Aim
Pick out every line holding the string "Đường" and copy it.

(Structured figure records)
+ + +

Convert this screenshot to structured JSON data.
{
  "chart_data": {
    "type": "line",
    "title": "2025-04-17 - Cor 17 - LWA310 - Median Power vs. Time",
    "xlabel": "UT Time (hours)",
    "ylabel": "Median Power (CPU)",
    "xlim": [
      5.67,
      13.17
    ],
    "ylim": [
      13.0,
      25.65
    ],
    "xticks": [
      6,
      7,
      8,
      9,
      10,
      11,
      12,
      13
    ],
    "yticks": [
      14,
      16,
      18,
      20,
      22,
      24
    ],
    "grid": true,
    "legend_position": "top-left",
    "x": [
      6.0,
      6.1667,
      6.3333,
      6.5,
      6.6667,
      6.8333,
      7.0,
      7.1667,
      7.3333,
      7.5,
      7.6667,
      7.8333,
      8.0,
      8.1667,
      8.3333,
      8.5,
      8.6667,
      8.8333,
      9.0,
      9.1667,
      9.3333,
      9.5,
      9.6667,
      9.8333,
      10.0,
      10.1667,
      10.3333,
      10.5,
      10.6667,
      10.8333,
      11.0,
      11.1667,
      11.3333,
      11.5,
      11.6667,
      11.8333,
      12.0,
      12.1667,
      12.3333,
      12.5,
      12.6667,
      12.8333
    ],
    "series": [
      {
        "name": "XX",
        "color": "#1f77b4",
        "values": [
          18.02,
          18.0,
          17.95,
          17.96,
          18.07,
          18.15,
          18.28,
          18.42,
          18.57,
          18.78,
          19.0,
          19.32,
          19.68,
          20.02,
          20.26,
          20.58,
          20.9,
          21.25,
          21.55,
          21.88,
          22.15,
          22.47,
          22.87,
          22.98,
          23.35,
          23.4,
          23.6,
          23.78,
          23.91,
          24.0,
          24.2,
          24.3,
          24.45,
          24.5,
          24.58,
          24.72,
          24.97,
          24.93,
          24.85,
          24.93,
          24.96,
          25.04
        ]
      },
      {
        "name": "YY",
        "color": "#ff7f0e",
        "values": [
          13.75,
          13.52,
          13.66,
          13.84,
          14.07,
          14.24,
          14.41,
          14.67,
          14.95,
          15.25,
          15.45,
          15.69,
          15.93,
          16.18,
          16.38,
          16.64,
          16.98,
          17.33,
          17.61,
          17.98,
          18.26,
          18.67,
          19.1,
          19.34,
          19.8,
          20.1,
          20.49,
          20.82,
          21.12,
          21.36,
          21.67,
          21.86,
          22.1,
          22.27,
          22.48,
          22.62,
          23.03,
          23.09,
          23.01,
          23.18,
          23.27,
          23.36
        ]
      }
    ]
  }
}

+ + +

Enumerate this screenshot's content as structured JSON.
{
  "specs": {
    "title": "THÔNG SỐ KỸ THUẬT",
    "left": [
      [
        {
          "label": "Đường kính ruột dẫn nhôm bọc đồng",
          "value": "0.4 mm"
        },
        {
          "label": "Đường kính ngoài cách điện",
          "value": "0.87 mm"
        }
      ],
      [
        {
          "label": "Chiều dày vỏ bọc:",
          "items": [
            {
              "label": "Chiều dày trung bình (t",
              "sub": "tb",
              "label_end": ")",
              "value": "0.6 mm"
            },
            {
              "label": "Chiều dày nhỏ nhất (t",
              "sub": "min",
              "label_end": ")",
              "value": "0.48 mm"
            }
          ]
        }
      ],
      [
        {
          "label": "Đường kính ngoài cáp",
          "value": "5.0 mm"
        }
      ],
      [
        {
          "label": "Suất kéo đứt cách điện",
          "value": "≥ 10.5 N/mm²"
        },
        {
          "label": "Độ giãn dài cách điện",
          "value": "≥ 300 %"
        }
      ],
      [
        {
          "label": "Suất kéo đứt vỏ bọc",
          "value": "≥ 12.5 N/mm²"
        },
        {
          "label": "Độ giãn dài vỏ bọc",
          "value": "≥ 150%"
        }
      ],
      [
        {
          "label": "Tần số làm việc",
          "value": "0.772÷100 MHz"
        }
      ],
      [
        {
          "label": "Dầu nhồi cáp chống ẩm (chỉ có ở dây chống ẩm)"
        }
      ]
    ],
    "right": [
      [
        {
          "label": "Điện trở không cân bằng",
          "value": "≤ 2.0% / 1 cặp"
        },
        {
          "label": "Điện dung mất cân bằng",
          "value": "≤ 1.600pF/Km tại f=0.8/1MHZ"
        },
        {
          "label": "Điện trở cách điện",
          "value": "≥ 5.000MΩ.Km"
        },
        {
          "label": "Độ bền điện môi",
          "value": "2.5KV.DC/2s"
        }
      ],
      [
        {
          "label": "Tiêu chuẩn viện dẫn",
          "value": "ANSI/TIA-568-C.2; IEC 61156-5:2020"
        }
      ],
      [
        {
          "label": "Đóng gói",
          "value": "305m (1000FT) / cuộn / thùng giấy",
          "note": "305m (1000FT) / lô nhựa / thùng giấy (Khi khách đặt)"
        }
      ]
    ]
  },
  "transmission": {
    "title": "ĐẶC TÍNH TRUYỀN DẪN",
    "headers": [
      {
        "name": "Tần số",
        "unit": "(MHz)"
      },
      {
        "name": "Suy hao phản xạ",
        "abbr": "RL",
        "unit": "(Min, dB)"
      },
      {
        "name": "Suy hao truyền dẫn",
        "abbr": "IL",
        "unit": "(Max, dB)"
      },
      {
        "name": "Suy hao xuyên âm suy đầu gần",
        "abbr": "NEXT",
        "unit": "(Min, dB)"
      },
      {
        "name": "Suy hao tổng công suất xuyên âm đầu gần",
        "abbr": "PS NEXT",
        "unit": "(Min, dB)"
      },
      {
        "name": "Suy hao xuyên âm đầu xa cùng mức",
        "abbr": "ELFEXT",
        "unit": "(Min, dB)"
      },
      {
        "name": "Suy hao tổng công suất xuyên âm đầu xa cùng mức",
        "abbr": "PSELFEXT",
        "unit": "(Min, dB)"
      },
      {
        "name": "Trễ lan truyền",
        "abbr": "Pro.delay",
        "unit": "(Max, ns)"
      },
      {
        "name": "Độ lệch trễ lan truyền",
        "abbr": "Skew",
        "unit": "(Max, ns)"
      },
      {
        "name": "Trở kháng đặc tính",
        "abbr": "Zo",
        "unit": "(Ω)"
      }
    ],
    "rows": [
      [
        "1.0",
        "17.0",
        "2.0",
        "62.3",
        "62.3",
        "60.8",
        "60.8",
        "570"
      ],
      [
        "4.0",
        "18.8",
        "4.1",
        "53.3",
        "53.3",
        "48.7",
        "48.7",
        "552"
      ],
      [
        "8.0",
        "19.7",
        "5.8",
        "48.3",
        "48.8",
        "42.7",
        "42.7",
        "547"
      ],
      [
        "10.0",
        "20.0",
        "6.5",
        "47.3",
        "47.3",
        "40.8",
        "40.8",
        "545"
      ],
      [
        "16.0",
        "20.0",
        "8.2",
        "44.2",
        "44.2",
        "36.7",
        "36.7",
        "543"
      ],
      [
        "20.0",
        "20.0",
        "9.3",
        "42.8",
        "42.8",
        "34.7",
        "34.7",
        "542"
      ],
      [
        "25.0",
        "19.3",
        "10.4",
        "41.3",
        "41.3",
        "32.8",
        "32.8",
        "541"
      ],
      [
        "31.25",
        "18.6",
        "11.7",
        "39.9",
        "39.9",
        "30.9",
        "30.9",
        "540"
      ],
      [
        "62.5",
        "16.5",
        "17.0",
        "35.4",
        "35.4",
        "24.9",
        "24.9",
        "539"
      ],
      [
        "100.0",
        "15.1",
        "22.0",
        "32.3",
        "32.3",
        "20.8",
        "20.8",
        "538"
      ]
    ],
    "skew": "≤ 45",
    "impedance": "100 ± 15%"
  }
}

+ + +

Answer to the problem
          "label": "Đường kính ruột dẫn nhôm bọc đồng",
          "label": "Đường kính ngoài cách điện",
          "label": "Đường kính ngoài cáp",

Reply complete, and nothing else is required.